| OBJECTIVE |
Find the lines in these entries that include the word "全日制本科及以上学历" and state how many there are, with no other words.

Extracted records:
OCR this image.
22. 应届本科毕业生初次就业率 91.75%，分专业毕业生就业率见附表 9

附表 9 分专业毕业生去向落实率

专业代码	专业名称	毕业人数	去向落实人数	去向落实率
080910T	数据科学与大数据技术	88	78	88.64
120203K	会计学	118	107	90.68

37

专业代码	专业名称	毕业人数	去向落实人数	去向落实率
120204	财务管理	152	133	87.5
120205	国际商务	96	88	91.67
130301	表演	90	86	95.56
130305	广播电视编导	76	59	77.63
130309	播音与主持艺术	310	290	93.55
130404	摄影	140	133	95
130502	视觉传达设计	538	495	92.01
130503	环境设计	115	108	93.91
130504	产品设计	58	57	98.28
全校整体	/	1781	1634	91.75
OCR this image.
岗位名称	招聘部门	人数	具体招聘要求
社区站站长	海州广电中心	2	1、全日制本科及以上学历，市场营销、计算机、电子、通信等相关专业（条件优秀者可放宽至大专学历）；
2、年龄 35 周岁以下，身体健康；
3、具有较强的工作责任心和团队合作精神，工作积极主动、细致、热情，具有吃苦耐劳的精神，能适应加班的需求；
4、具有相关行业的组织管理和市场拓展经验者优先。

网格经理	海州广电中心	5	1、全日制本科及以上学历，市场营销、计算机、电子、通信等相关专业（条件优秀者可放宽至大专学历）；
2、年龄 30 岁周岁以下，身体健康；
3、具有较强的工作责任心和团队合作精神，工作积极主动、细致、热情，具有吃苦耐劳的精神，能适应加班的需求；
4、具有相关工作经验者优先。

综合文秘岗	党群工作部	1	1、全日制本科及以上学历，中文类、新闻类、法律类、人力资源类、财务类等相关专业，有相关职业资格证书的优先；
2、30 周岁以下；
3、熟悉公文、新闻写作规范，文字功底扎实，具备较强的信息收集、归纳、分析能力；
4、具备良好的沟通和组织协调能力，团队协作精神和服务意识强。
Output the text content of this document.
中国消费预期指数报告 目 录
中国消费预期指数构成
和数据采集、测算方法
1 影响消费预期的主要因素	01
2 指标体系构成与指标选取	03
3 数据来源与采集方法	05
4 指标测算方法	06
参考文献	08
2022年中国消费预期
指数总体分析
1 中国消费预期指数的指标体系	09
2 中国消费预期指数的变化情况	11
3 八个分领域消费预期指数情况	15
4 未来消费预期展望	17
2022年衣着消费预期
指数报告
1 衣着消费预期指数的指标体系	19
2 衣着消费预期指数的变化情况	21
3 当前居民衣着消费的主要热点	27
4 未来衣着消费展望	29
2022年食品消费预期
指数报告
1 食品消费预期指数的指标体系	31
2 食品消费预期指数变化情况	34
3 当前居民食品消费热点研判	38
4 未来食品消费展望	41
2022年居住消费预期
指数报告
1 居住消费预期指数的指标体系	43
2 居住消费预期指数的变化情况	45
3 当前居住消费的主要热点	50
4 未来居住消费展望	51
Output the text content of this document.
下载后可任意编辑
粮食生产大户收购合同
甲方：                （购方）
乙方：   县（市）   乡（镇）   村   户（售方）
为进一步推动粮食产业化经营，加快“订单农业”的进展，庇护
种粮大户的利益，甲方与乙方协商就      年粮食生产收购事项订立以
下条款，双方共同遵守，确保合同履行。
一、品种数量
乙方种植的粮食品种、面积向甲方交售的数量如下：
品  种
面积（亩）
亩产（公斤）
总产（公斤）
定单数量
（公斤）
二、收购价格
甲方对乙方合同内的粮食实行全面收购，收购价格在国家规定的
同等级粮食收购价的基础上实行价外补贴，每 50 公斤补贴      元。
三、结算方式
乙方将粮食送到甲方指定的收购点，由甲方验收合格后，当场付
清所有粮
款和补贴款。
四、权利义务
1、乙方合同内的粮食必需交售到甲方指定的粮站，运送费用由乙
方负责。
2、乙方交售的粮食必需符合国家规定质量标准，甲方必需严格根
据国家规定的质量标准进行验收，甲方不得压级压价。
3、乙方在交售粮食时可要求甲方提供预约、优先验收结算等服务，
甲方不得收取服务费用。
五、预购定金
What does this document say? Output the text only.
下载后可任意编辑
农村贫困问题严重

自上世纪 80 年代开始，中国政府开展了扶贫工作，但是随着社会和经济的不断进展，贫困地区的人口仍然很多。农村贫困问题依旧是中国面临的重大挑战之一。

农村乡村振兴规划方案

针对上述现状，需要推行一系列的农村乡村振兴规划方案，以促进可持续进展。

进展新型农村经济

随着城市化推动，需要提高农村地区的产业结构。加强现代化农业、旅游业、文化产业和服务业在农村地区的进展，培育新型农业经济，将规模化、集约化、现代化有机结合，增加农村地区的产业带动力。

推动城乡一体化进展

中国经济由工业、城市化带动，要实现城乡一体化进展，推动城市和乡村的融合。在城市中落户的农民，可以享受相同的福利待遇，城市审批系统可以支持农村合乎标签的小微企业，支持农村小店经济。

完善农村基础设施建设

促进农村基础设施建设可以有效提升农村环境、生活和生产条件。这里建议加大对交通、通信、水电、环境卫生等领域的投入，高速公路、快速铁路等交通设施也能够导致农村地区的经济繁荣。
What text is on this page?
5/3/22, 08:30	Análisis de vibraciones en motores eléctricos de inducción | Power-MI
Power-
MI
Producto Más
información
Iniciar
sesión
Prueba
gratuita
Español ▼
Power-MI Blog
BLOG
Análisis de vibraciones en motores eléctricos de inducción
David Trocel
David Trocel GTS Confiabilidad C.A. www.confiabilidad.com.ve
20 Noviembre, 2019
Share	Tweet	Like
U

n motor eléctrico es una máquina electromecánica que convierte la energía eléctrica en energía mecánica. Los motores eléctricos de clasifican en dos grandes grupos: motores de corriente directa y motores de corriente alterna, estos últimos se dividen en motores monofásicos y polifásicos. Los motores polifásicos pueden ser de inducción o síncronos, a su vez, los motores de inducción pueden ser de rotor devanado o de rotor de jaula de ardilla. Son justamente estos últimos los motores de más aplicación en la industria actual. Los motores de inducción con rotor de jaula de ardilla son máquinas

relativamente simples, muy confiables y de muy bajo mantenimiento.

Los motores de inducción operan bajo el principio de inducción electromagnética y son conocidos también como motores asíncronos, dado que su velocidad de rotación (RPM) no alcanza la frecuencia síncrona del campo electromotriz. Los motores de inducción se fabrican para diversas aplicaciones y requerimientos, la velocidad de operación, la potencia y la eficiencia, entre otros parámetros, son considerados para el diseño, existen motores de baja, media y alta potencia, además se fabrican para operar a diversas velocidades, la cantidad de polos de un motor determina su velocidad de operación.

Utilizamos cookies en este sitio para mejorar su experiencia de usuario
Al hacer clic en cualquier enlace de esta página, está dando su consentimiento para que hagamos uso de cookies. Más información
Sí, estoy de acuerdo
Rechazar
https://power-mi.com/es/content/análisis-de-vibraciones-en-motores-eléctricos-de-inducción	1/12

| ANSWER FOR THE TASK |
3